WHAT IS ASKED ->
List each line of the data that holds the word "name".

Structured figure records:
** START **
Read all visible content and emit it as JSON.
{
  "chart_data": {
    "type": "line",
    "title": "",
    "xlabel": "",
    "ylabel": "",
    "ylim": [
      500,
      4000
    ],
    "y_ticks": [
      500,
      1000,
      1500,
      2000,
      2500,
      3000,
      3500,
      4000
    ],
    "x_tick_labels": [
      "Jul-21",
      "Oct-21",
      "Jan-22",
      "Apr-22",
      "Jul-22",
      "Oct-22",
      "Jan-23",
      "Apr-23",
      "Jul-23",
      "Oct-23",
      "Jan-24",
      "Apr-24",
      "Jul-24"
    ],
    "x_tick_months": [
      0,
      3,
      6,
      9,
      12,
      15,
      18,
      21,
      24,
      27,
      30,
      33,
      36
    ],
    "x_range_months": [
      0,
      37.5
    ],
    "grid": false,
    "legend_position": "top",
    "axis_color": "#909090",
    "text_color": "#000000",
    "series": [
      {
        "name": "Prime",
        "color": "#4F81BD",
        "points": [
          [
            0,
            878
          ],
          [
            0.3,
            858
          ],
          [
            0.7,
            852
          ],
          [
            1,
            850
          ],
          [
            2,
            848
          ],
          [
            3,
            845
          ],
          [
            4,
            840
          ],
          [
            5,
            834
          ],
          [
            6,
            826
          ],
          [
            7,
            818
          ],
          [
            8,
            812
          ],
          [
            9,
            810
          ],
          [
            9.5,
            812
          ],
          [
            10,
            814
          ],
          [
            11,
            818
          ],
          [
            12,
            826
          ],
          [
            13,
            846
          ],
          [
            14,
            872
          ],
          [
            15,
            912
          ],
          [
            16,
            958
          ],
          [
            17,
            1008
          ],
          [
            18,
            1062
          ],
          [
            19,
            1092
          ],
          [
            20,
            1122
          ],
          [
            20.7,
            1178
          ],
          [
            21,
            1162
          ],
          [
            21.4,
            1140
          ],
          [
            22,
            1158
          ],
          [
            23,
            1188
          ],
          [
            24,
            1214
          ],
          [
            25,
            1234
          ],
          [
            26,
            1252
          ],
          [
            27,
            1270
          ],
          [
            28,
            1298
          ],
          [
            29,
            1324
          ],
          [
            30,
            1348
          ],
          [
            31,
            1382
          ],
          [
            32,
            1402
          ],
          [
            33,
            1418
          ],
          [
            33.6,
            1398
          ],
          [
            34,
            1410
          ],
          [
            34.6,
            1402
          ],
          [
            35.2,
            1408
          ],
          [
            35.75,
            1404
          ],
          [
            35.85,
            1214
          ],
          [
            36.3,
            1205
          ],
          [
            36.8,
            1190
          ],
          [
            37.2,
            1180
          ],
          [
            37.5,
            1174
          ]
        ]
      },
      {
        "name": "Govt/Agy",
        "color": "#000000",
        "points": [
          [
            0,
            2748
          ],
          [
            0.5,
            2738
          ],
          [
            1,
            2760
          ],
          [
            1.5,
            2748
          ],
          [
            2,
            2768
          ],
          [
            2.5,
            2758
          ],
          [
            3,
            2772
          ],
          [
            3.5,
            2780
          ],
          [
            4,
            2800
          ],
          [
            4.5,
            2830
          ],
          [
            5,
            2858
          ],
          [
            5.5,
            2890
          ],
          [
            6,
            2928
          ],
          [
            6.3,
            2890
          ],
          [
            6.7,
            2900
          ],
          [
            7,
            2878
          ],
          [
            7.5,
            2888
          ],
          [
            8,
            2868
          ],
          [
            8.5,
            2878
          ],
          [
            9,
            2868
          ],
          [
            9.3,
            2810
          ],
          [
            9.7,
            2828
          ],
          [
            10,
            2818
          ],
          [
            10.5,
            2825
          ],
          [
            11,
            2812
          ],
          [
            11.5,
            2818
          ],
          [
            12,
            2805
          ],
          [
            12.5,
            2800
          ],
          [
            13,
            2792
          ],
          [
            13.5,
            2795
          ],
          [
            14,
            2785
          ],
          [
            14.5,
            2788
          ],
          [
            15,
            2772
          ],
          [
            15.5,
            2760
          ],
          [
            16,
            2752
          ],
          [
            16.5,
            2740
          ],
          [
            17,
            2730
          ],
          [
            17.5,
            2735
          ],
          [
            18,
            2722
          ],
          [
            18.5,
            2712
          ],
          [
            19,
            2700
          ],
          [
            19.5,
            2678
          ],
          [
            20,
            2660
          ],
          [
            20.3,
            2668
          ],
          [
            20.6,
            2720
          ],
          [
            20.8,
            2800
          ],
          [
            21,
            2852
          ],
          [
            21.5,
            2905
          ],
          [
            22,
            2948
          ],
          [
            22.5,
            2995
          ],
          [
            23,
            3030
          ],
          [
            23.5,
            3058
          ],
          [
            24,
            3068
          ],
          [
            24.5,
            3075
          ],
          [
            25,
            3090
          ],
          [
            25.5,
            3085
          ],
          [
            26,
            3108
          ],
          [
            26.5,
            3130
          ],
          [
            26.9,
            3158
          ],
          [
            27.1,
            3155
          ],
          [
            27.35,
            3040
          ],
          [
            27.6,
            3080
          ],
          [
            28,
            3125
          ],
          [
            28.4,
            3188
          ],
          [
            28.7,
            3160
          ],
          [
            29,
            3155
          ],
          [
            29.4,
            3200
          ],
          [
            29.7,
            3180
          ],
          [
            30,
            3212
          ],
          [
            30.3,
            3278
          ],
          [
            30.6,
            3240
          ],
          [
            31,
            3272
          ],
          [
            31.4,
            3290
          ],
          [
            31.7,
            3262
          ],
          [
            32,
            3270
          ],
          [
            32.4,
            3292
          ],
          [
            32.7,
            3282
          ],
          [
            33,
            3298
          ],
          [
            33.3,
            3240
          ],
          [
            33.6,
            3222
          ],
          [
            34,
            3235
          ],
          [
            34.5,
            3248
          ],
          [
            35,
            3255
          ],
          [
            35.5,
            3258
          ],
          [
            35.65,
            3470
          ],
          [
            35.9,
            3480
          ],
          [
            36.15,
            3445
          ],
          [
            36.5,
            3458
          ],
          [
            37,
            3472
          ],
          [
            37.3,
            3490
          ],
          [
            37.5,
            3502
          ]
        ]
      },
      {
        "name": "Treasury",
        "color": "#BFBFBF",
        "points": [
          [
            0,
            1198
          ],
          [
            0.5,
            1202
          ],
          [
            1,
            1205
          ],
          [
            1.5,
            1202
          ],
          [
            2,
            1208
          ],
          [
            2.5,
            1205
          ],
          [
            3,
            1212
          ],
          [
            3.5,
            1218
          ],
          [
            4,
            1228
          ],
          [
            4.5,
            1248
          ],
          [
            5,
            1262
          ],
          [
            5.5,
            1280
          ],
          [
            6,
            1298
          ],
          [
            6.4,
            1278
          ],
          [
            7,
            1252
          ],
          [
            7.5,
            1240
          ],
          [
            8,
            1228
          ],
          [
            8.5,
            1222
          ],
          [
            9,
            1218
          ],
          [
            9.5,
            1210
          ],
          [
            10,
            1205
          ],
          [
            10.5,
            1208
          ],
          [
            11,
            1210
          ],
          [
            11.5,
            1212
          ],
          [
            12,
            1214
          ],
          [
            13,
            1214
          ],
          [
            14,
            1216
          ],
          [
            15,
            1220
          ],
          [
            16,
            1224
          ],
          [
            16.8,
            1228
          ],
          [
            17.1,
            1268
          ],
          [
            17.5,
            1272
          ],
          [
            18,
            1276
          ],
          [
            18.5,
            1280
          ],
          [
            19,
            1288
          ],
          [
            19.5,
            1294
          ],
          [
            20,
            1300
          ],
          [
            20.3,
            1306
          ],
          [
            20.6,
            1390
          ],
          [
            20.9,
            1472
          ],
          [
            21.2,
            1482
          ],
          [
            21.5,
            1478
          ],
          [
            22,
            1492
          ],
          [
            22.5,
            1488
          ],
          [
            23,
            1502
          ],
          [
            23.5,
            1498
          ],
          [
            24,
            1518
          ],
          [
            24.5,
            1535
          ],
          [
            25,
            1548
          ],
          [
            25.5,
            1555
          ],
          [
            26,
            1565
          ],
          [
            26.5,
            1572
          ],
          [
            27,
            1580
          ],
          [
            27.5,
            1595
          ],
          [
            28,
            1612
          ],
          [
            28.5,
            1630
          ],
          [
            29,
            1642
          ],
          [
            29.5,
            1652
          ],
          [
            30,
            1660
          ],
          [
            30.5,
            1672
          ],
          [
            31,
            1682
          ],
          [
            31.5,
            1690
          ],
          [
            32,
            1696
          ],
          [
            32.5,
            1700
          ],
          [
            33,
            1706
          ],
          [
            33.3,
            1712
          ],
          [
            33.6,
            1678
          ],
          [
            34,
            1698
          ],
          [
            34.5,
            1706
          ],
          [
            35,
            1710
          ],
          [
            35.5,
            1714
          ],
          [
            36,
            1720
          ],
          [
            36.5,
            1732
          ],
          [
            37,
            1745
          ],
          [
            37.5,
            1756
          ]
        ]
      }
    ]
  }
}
** END **
TASK ANSWER ->
        "name": "Prime",
        "name": "Govt/Agy",
        "name": "Treasury",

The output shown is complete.